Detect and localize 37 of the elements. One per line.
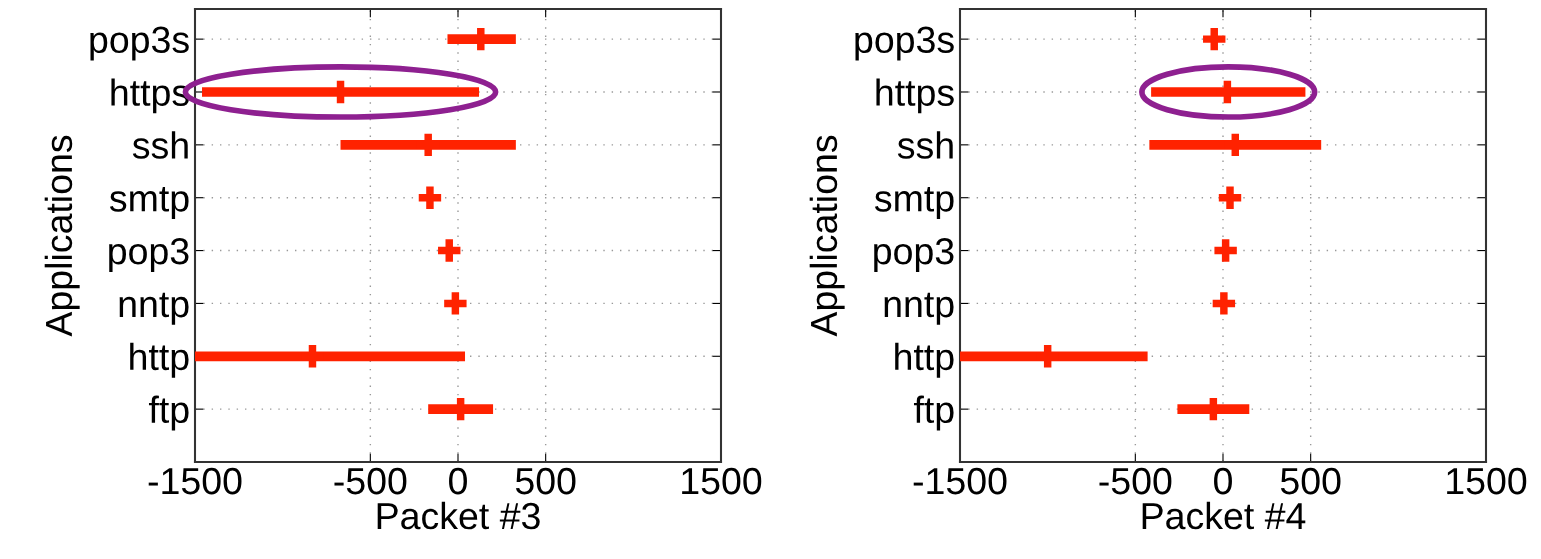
x-tick-label: -500 <box>334 467 407 495</box>
y-tick-label: http <box>895 342 954 378</box>
x-axis-title: Packet #4 <box>1142 501 1306 530</box>
x-tick-label: 0 <box>1214 467 1232 495</box>
y-tick-label: ftp <box>148 395 189 431</box>
y-tick-label: pop3 <box>874 237 954 272</box>
x-tick-label: -500 <box>1099 467 1172 495</box>
x-tick-label: 500 <box>1280 467 1341 495</box>
x-tick-label: 1500 <box>1447 467 1527 495</box>
x-tick-label: -1500 <box>913 467 1007 495</box>
y-tick-label: smtp <box>874 187 954 220</box>
y-tick-label: http <box>130 342 189 378</box>
y-tick-label: ssh <box>132 131 188 159</box>
point <box>1212 292 1236 315</box>
point <box>1214 239 1237 262</box>
point <box>1218 186 1242 209</box>
point <box>1203 27 1226 51</box>
y-tick-label: pop3s <box>90 26 189 61</box>
x-tick-label: 0 <box>449 467 467 495</box>
y-tick-label: https <box>111 78 189 114</box>
y-tick-label: ssh <box>897 131 953 159</box>
point <box>444 292 467 315</box>
y-tick-label: https <box>876 78 954 114</box>
y-tick-label: smtp <box>109 187 189 220</box>
y-tick-label: pop3 <box>109 237 189 272</box>
y-tick-label: ftp <box>913 395 954 431</box>
point <box>418 186 442 209</box>
x-tick-label: -1500 <box>148 467 242 495</box>
y-tick-label: pop3s <box>855 26 954 61</box>
y-axis-title: Applications <box>809 135 845 337</box>
y-tick-label: nntp <box>884 292 954 325</box>
x-tick-label: 500 <box>515 467 576 495</box>
x-axis-title: Packet #3 <box>377 501 540 530</box>
y-tick-label: nntp <box>119 292 189 325</box>
y-axis-title: Applications <box>44 135 80 337</box>
point <box>438 239 461 262</box>
x-tick-label: 1500 <box>682 467 762 495</box>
--- --- ---
§ **WORK REQUIRED**
Reproduce all of the material above line for line, with no changes, and omit the picture.

§ **EXERCISE ANSWER**
Detect and localize 37 of the elements. One per line.
x-tick-label: -500 <box>334 467 407 495</box>
y-tick-label: http <box>895 342 954 378</box>
x-axis-title: Packet #4 <box>1142 501 1306 530</box>
x-tick-label: 0 <box>1214 467 1232 495</box>
y-tick-label: ftp <box>148 395 189 431</box>
y-tick-label: pop3 <box>874 237 954 272</box>
x-tick-label: -500 <box>1099 467 1172 495</box>
x-tick-label: 500 <box>1280 467 1341 495</box>
x-tick-label: 1500 <box>1447 467 1527 495</box>
x-tick-label: -1500 <box>913 467 1007 495</box>
y-tick-label: smtp <box>874 187 954 220</box>
y-tick-label: http <box>130 342 189 378</box>
y-tick-label: ssh <box>132 131 188 159</box>
point <box>1212 292 1236 315</box>
point <box>1214 239 1237 262</box>
point <box>1218 186 1242 209</box>
point <box>1203 27 1226 51</box>
y-tick-label: pop3s <box>90 26 189 61</box>
x-tick-label: 0 <box>449 467 467 495</box>
y-tick-label: https <box>111 78 189 114</box>
y-tick-label: ssh <box>897 131 953 159</box>
point <box>444 292 467 315</box>
y-tick-label: https <box>876 78 954 114</box>
y-tick-label: smtp <box>109 187 189 220</box>
y-tick-label: pop3 <box>109 237 189 272</box>
y-tick-label: ftp <box>913 395 954 431</box>
point <box>418 186 442 209</box>
x-tick-label: -1500 <box>148 467 242 495</box>
y-tick-label: pop3s <box>855 26 954 61</box>
y-axis-title: Applications <box>809 135 845 337</box>
y-tick-label: nntp <box>884 292 954 325</box>
x-tick-label: 500 <box>515 467 576 495</box>
x-axis-title: Packet #3 <box>377 501 540 530</box>
y-tick-label: nntp <box>119 292 189 325</box>
y-axis-title: Applications <box>44 135 80 337</box>
point <box>438 239 461 262</box>
x-tick-label: 1500 <box>682 467 762 495</box>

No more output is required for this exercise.